### Given entries

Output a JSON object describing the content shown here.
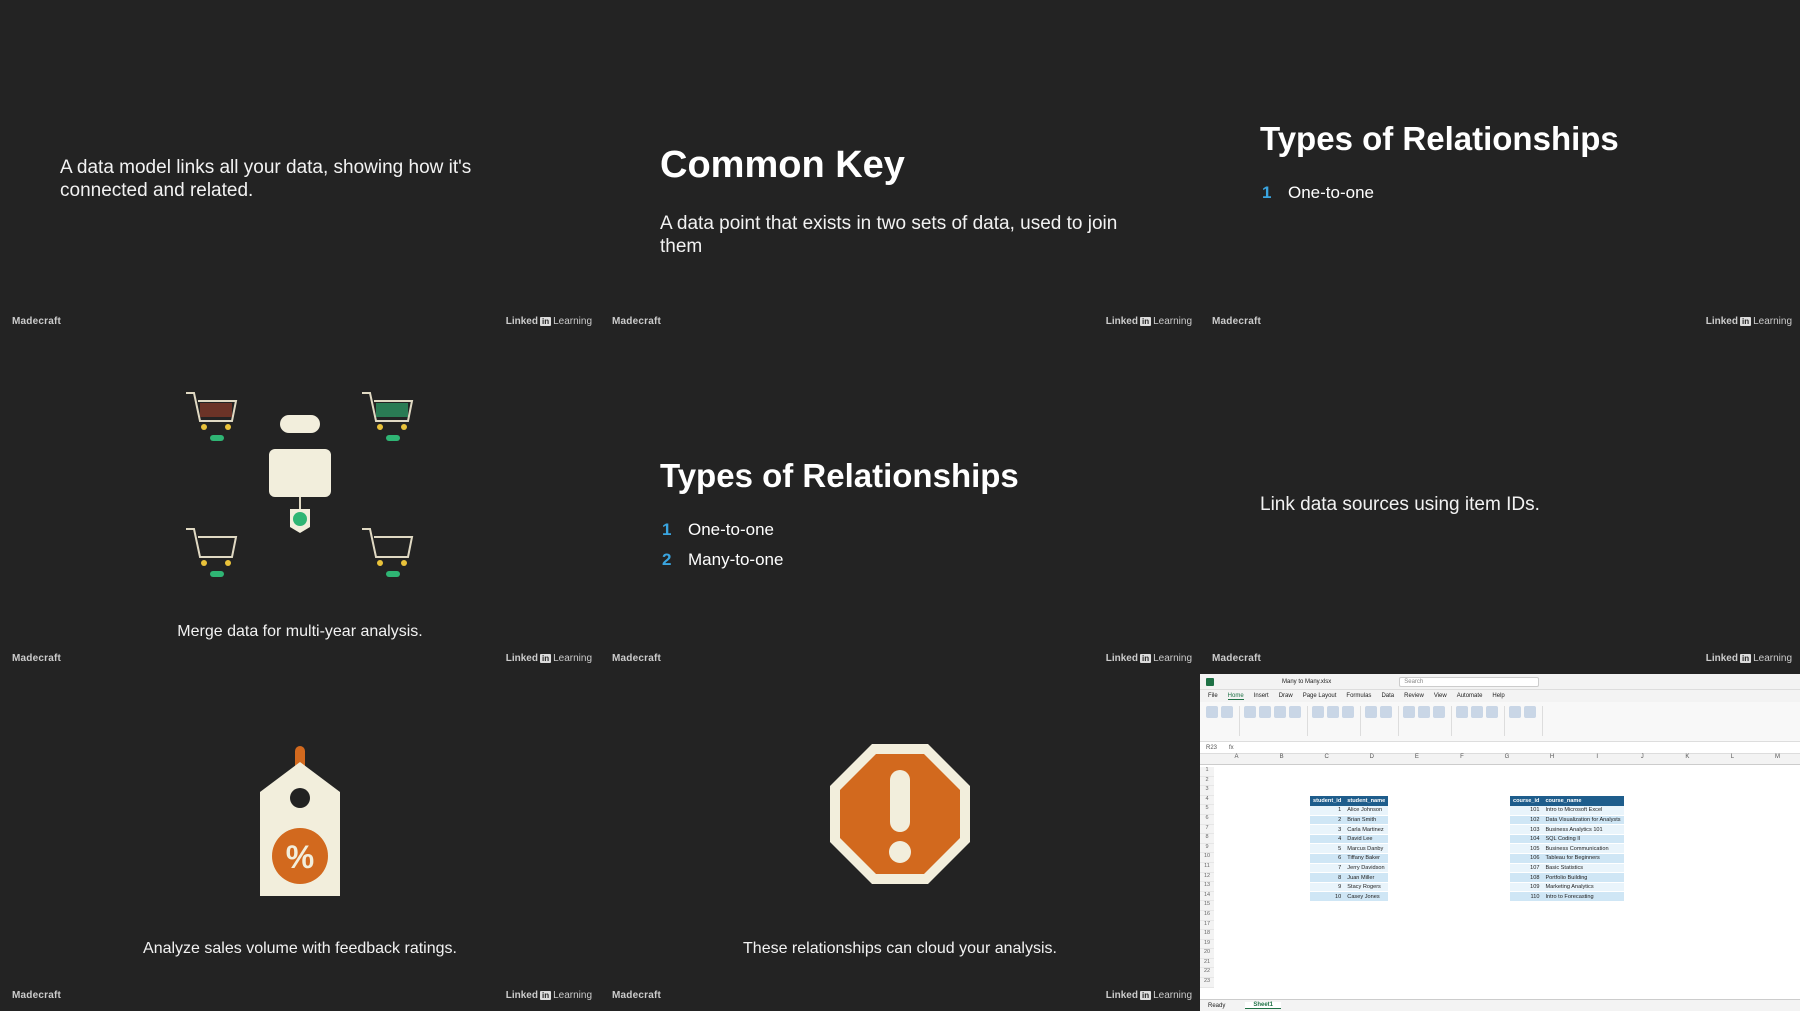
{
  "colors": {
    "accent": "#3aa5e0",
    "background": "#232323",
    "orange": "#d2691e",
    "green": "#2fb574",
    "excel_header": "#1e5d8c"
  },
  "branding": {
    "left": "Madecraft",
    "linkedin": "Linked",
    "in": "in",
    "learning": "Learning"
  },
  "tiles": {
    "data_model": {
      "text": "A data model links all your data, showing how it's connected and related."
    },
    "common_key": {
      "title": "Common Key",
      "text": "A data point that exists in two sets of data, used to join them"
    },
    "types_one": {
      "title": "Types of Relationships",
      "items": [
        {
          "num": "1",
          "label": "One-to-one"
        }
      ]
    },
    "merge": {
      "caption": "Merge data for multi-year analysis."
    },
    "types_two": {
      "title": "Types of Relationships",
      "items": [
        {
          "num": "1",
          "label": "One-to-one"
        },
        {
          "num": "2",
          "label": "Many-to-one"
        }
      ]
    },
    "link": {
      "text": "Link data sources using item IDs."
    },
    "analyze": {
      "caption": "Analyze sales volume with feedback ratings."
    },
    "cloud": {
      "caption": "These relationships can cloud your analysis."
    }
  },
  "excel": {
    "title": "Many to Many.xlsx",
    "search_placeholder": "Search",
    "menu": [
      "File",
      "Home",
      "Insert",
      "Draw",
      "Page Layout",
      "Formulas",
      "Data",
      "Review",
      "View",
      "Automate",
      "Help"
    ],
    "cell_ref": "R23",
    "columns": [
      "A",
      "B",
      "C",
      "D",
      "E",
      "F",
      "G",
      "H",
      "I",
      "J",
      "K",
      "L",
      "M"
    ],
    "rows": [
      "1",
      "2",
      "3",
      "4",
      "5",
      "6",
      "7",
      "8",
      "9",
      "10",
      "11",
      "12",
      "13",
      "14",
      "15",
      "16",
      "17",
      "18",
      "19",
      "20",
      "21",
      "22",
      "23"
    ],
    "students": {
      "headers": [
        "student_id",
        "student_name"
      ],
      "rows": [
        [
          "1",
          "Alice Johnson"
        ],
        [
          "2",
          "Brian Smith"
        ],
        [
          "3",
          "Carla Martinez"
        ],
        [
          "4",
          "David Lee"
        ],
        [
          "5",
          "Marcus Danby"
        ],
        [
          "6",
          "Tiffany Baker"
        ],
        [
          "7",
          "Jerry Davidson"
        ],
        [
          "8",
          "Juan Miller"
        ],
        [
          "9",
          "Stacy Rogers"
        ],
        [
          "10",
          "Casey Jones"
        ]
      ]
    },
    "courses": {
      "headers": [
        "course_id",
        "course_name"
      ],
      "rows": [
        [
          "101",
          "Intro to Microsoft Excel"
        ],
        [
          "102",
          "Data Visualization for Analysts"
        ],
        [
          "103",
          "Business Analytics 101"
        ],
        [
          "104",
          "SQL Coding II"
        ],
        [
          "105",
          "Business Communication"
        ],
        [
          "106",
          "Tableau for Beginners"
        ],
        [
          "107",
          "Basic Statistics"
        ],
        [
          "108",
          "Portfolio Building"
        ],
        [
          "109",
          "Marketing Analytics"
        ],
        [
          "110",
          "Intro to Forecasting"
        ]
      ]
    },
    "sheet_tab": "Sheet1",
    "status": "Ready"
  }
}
==
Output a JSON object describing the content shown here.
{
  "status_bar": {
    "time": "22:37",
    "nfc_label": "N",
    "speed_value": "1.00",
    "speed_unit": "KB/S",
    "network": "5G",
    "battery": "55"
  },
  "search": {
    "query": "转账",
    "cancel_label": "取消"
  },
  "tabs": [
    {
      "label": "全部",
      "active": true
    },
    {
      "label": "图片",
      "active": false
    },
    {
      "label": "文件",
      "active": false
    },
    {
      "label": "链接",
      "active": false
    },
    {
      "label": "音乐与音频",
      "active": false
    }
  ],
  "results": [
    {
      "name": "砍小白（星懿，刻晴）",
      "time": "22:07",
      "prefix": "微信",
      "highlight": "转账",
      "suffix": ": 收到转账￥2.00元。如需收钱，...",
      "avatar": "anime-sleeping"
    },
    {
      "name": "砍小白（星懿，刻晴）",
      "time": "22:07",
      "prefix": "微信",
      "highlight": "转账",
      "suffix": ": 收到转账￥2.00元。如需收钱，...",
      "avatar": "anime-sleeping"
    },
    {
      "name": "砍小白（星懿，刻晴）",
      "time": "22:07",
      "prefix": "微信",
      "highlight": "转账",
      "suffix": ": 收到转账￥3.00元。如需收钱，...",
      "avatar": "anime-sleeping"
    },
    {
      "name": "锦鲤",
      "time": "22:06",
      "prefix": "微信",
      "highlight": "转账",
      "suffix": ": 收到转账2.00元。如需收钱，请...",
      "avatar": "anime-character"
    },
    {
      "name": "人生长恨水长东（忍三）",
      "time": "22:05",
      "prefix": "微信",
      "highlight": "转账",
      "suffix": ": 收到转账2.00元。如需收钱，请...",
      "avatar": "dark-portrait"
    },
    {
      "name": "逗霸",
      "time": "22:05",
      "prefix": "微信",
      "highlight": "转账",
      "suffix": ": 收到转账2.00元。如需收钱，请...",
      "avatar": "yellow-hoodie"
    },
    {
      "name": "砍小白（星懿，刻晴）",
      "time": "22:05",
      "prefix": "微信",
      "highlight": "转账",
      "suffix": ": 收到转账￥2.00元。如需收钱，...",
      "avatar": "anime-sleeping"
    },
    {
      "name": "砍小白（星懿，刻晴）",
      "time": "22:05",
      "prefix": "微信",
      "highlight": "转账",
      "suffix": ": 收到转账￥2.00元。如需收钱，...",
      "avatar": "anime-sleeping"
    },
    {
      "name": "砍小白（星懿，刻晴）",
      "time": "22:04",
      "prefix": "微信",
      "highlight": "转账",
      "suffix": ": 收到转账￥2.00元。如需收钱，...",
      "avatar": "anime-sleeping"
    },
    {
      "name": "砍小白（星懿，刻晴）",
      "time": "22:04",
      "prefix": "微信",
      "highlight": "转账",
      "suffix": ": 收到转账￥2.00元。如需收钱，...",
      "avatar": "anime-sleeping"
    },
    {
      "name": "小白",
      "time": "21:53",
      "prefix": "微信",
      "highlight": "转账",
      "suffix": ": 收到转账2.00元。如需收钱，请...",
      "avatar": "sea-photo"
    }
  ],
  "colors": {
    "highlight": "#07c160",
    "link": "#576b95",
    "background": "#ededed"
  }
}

### Exercise brief
Every line that holds the word "Many" should be extracted.

### Expected answer
          "label": "Many-to-one"
    "title": "Many to Many.xlsx",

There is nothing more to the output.